__Texte d'étude__:
****************************************

Tohu-Bohu / Les coulisses

Voici un p’tit aperçu  de la fabrication d’un épisode de Tohu-Bohu. Vu de l’extérieur, les tournages paraissent surréalistes. Les passants doivent penser qu’on fait de l’art contemporain ou un truc du genre, alors que la pixilation est la plus ancienne des techniques d’animation, elle date du début du XXe siècle. Cela consiste au final à reproduire le mouvement alors qu’on est en arrêt.

D’après Wikipedia, « Pixilation » vient de l’anglais et voudrait dire: « dirigé par un pixie, ou ensorcelé ». Un pixie est une sorte de fée ou de lutin. De nos jours, on dit plus couramment stop-motion. Quoi? « Mouvement en arrêt »  ou « stop-mouvement » ça le fait moins? Comment pourrait-on appeler ça en français? Un humain animé? Une anima-réel? Mouvanimation? Tohu-animation? Vous avez une idée?

Pour voir les quatre premiers épisodes de Tohu-Bohu, cliquez ici ou .

****************************************

__Les données__:

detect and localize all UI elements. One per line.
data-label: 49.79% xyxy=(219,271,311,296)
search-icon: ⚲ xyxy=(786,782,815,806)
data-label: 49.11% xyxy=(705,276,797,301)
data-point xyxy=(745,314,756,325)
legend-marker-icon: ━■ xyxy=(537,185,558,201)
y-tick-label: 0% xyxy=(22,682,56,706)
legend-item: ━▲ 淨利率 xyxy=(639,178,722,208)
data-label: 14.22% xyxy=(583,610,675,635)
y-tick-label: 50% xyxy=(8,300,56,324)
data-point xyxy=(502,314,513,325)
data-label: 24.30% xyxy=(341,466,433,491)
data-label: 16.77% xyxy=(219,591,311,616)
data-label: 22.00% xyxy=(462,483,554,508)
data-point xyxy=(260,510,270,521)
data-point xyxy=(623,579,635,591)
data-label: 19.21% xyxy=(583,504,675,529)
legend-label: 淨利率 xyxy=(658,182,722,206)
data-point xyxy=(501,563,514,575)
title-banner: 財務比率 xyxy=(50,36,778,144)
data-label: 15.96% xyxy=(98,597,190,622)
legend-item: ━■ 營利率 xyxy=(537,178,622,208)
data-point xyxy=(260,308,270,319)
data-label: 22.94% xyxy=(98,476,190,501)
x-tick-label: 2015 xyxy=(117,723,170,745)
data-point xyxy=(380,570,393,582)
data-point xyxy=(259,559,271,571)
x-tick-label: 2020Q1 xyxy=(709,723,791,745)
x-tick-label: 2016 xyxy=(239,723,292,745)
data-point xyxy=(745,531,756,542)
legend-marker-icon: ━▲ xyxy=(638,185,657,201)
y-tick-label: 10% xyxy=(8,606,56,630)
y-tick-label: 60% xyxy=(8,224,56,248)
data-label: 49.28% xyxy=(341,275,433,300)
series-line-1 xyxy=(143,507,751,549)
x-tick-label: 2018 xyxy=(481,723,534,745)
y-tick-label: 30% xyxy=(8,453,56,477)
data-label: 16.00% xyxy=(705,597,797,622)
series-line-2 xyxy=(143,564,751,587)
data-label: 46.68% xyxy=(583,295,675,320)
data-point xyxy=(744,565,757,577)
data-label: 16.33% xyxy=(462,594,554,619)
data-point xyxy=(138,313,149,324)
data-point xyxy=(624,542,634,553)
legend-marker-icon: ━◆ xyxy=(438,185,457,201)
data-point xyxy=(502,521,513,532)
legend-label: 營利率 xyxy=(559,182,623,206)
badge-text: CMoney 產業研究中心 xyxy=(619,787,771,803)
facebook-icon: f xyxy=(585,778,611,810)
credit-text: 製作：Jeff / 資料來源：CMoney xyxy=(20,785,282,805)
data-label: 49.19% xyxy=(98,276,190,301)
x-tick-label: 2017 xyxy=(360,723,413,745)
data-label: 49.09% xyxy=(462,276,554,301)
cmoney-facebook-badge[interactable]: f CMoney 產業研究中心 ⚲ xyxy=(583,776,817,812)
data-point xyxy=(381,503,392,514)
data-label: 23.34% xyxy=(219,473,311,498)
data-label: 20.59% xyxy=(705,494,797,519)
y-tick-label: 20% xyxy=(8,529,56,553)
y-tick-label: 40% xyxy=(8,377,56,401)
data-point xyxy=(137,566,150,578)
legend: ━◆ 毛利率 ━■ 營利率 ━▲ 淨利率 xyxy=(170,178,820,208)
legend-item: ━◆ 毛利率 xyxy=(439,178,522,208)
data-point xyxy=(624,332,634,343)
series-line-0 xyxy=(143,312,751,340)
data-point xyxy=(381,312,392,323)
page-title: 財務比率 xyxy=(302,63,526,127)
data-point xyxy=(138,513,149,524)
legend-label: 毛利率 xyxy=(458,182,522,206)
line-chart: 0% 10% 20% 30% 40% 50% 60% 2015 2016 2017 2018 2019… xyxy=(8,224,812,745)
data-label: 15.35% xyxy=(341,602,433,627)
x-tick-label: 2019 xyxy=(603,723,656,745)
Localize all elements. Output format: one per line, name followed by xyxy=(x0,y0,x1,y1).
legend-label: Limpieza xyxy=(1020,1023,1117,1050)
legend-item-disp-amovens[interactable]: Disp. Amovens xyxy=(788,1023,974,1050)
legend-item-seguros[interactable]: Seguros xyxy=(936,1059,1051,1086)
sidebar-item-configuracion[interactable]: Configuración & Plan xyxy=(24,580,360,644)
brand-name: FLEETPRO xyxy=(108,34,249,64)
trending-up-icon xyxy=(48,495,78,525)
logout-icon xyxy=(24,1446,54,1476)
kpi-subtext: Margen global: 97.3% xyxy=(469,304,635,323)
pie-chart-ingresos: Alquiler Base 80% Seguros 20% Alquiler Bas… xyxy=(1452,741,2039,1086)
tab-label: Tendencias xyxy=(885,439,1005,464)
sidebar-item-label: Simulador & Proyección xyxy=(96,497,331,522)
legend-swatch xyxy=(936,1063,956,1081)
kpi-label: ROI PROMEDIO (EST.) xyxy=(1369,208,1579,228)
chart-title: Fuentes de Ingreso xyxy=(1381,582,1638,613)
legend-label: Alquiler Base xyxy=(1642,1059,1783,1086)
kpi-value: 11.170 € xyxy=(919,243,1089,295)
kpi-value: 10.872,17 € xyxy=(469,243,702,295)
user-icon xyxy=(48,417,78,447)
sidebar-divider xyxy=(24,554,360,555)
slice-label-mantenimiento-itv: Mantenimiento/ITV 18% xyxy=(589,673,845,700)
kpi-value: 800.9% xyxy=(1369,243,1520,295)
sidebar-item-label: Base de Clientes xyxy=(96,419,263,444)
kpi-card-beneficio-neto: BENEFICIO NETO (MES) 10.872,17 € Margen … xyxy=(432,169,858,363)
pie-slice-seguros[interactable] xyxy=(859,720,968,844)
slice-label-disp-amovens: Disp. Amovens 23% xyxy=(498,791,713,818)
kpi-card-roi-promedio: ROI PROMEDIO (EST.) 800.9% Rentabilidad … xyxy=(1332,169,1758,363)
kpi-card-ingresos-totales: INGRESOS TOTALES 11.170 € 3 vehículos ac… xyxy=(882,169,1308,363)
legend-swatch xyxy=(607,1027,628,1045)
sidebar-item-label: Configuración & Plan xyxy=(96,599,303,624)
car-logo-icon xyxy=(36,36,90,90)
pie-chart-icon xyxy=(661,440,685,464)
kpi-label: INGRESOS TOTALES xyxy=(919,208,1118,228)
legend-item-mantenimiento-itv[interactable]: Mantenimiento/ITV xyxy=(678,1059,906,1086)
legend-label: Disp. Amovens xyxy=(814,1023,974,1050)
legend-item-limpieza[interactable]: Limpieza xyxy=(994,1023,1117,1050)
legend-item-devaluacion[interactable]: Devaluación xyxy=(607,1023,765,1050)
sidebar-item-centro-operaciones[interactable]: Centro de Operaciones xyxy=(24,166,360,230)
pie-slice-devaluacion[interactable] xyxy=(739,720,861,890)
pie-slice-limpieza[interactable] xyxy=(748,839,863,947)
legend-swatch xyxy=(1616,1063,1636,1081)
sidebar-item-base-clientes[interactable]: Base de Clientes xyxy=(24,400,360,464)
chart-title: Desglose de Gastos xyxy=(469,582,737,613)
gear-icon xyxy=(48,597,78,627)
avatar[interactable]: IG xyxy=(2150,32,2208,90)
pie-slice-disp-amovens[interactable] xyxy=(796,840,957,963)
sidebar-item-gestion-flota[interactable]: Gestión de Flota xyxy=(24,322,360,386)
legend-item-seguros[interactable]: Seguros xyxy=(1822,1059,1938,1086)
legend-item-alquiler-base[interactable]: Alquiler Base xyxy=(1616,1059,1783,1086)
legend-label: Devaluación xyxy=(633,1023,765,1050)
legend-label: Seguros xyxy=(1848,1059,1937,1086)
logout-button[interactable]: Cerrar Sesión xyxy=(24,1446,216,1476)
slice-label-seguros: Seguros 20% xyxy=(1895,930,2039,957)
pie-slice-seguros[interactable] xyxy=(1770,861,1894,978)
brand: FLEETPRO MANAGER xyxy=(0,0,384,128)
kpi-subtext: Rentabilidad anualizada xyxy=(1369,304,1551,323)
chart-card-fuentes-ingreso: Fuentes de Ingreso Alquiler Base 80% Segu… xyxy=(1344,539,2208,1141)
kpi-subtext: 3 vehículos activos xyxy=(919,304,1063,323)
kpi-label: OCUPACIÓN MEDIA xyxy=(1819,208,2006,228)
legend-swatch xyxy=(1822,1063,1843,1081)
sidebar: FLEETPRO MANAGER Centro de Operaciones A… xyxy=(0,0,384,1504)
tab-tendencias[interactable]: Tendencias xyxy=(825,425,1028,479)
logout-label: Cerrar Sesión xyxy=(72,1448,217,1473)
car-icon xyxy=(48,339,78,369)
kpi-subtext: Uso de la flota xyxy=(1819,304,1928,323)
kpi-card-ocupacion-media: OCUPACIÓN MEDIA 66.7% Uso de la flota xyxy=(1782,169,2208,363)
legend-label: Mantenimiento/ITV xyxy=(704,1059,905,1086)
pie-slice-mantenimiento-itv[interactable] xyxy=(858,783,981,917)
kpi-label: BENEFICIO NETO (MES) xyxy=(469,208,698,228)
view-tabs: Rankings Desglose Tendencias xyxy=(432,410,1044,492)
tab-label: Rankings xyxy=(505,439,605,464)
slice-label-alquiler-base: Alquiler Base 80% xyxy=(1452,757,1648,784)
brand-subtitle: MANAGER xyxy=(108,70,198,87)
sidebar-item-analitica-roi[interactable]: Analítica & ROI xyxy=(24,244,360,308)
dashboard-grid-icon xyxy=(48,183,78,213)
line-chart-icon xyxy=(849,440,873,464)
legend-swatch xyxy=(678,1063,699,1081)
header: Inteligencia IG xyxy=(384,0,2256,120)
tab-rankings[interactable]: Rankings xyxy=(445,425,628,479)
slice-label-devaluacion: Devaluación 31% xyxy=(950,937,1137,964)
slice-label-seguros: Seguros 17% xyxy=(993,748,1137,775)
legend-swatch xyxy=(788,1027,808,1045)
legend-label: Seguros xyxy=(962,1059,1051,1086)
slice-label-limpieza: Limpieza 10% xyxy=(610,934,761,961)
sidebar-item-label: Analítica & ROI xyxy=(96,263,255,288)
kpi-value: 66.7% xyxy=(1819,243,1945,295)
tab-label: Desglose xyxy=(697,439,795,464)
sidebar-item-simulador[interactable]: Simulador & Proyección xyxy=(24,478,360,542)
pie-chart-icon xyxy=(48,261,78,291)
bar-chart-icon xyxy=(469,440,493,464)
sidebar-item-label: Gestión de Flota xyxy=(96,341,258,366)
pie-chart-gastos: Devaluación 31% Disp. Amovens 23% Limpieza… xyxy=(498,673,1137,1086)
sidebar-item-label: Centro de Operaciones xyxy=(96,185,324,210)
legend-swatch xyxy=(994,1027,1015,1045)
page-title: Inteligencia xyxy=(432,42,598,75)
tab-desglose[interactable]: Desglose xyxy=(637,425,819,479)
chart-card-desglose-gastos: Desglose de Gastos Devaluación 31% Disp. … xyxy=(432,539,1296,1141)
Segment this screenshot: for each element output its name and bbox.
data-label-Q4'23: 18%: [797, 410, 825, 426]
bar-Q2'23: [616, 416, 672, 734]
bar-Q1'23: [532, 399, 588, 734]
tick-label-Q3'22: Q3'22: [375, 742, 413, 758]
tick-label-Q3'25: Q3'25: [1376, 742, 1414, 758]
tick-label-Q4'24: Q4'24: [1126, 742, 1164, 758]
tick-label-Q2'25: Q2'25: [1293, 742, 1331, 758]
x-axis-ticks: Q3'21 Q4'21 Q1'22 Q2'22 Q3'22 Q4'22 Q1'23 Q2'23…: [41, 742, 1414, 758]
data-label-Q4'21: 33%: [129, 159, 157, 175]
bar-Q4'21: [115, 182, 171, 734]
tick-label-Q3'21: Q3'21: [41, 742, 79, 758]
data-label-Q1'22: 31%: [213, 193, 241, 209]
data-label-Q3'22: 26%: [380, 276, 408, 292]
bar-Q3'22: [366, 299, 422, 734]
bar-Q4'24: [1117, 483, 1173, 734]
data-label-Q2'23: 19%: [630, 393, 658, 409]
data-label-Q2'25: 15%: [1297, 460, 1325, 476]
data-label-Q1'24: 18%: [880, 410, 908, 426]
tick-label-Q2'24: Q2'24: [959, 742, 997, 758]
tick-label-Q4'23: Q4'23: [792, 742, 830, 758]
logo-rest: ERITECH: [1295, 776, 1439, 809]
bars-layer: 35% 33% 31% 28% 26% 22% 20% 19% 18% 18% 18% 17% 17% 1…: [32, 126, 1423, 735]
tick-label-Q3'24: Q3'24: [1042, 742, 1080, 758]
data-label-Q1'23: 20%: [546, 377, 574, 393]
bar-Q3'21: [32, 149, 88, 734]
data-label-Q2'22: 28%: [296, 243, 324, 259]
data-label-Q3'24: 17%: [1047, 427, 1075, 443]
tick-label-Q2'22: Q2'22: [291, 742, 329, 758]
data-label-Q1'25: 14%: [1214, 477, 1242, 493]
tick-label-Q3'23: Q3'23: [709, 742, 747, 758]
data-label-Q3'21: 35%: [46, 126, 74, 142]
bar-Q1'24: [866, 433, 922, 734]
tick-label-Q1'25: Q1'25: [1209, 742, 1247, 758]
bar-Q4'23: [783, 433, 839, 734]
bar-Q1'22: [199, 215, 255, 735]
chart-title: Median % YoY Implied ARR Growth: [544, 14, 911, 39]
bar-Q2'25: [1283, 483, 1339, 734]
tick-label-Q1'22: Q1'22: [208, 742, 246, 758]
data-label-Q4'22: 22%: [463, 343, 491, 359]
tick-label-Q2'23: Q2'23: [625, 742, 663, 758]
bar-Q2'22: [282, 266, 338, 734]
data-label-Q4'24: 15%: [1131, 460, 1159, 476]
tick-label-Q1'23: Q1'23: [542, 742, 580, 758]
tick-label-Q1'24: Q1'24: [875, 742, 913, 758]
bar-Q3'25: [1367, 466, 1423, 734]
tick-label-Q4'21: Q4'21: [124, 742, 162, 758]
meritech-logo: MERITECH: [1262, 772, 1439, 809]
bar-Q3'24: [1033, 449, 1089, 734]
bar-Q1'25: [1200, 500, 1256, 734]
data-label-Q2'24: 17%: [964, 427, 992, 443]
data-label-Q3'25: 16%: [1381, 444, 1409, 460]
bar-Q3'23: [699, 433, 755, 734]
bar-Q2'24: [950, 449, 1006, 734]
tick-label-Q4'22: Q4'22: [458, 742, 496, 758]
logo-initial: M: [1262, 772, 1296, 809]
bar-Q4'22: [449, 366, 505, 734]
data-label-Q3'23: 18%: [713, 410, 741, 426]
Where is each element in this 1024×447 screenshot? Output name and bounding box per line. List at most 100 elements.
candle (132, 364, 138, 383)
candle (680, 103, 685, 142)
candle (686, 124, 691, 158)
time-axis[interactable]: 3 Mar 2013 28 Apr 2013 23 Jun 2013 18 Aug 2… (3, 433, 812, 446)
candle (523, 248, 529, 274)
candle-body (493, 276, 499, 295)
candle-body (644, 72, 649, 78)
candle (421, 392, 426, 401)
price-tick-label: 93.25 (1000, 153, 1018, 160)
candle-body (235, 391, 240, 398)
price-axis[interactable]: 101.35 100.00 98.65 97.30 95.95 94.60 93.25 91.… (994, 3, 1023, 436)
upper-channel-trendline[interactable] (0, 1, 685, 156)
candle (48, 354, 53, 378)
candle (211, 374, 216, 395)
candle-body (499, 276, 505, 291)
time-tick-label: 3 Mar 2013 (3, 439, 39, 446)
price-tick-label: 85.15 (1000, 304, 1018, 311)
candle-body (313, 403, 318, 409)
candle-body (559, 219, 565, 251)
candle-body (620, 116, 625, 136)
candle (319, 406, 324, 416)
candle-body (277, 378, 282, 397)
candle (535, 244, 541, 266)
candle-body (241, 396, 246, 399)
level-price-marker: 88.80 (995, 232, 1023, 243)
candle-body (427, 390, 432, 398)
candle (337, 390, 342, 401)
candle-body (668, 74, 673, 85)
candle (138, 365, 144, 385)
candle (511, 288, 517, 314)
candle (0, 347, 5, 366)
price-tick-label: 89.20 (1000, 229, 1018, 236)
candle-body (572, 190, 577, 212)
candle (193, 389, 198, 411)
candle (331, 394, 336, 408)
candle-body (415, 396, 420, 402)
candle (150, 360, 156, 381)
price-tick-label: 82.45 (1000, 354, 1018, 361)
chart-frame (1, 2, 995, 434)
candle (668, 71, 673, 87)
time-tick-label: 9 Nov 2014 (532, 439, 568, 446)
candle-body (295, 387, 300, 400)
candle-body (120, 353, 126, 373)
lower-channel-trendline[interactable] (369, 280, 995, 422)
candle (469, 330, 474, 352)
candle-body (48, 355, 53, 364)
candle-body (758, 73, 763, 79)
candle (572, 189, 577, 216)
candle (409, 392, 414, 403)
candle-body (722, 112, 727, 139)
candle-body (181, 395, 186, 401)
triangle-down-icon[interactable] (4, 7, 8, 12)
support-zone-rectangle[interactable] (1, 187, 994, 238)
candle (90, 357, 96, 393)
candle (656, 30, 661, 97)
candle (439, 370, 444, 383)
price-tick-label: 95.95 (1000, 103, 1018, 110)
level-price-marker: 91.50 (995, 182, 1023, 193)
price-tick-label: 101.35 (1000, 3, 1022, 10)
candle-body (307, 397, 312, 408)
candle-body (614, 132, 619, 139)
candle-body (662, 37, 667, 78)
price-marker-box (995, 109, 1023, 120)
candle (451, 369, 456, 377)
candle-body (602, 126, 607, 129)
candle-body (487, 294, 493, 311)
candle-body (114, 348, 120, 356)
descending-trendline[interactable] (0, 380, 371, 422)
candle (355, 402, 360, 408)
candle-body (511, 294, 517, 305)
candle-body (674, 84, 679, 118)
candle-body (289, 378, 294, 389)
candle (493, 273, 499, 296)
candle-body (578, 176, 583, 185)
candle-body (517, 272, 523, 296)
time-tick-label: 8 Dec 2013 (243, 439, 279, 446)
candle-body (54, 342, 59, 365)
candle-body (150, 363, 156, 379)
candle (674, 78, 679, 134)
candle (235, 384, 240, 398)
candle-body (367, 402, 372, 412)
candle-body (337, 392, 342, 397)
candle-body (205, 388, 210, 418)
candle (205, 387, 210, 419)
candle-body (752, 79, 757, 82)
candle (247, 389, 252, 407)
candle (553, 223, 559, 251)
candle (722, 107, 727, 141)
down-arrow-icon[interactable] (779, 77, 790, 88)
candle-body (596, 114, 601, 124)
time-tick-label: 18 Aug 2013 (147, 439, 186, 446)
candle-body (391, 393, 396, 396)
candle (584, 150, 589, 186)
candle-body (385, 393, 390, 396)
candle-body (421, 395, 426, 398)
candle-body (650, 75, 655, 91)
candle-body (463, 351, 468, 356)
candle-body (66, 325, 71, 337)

****************************************

__Consignes__:
1. Résumez en deux phrases le texte sur les coulisses de Tohu-Bohu.
2. Reprenez le texte sur les coulisses de Tohu-Bohu à la suite de sa dernière phrase.
Les données ne servent pas pour cet exercice.

__Corrigé__:
1. Vus de l'extérieur, les tournages de Tohu-Bohu paraissent surréalistes, alors qu'ils reposent sur la pixilation, la plus ancienne des techniques d'animation, qui date du début du XXe siècle et consiste à reproduire le mouvement en étant en arrêt. Ce mot viendrait de l'anglais et voudrait dire « dirigé par un pixie, ou ensorcelé », et l'on dit aujourd'hui plus couramment stop-motion, un terme pour lequel le texte cherche un équivalent français.

2.
J’ai eu l’idée de Tohu-Bohu grâce aux génériques de Pari tenu, ma première web-série. Même ceux qui n’aimaient pas la série, aimaient ces p’tites scénettes. Je me suis dit que ce serait sympa de faire une série avec un format court et ce principe de scénettes. Sandra qui fait du théâtre, m’a dit qu’il y a  un exercice sur l’impro qui consiste à mettre deux personnes en situation. Elles sont sur un banc, au pied du banc se trouve une boite mystérieuse. A eux d’improviser sur ça. Je me suis dit alors que tout pourrait se faire autour de ce banc. Plusieurs histoires, plusieurs personnes avec comme point commun ce banc. C’est pour ça que les 7 premiers épisodes se font en caméra fixe avec ce banc. Mais la pixilation n’était pas prévu au départ. J’ai eu l’idée un peu avant les tournages, ça fait longtemps que je voulais exploiter cette technique et là je me suis dit que c’était l’occasion. Forcément, le projet de départ en a été complétement modifier et les choses impossible sont devenues possible. J’avais eu l’idée de La statue avant l’idée d’utiliser cette technique, et évidemment ça transforme tout le projet. Du coup j’ai trouvé des idées faite pour la pixi (Les oiseaux ou Les cartons par exemple). La contrainte du banc ne me plaisait plus, ne me motivait plus, elle n’avait plus de sens. C’est dans l’épisode 9 (La course) que j’ai décidé de laisser tomber les bancs et la caméra fixe et de me concentrer qu’à la seule contrainte de la pixilation.